(Records from a collection)
* Begin *
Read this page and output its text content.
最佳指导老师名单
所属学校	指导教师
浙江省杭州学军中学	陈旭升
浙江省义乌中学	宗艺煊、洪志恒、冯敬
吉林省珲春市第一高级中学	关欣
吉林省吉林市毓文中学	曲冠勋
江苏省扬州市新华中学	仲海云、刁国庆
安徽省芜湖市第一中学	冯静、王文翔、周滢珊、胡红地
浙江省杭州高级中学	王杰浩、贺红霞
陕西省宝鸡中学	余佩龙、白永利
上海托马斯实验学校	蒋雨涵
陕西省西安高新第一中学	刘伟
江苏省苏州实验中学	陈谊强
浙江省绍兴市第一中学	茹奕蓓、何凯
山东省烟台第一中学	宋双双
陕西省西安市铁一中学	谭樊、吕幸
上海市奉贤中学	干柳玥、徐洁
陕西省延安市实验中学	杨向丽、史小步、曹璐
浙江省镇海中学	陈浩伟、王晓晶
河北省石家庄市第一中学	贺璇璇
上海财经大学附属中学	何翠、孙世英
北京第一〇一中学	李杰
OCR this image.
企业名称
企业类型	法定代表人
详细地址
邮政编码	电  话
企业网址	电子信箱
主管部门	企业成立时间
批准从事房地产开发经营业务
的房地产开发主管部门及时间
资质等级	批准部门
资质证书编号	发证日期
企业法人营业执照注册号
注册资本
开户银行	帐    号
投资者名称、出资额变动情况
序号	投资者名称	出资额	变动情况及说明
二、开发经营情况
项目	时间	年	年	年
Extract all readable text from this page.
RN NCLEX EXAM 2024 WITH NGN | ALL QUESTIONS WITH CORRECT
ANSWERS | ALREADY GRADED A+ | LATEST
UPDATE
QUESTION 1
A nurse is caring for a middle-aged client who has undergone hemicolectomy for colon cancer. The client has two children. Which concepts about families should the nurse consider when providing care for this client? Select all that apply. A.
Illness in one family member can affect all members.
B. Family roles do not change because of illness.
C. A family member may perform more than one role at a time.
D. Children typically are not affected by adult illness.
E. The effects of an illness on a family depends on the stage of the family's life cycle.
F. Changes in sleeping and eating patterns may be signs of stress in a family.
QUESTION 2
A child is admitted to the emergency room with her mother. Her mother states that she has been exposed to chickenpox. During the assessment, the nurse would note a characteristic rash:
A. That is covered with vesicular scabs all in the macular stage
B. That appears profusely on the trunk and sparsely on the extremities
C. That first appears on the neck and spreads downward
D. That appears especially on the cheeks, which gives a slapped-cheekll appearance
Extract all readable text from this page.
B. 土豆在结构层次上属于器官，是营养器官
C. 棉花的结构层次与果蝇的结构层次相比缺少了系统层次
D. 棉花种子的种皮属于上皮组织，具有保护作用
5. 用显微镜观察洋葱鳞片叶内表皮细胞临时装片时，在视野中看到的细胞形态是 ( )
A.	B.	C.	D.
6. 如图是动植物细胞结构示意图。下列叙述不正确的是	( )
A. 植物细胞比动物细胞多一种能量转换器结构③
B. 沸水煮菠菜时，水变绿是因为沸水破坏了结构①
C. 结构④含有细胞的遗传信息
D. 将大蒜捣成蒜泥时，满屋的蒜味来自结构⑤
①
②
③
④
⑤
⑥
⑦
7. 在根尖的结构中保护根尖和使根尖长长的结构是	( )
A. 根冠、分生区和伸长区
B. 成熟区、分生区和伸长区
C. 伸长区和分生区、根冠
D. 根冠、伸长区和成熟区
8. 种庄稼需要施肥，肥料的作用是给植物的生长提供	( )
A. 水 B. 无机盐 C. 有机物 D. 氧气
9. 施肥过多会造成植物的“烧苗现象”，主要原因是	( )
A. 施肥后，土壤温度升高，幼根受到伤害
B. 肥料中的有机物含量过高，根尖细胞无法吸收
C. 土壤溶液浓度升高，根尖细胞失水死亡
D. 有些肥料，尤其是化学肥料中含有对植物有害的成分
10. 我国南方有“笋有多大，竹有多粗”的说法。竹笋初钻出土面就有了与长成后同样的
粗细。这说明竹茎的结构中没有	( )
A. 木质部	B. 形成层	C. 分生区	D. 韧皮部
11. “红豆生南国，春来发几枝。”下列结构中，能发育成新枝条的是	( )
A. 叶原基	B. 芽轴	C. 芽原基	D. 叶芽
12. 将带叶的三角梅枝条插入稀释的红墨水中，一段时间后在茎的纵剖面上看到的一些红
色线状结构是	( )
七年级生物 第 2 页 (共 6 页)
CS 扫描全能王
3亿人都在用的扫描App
* End *
WHAT IS EXPECTED - What is the number of lines in the listing that contain the string "appears"? Reply with that number alone.

REPLY - 3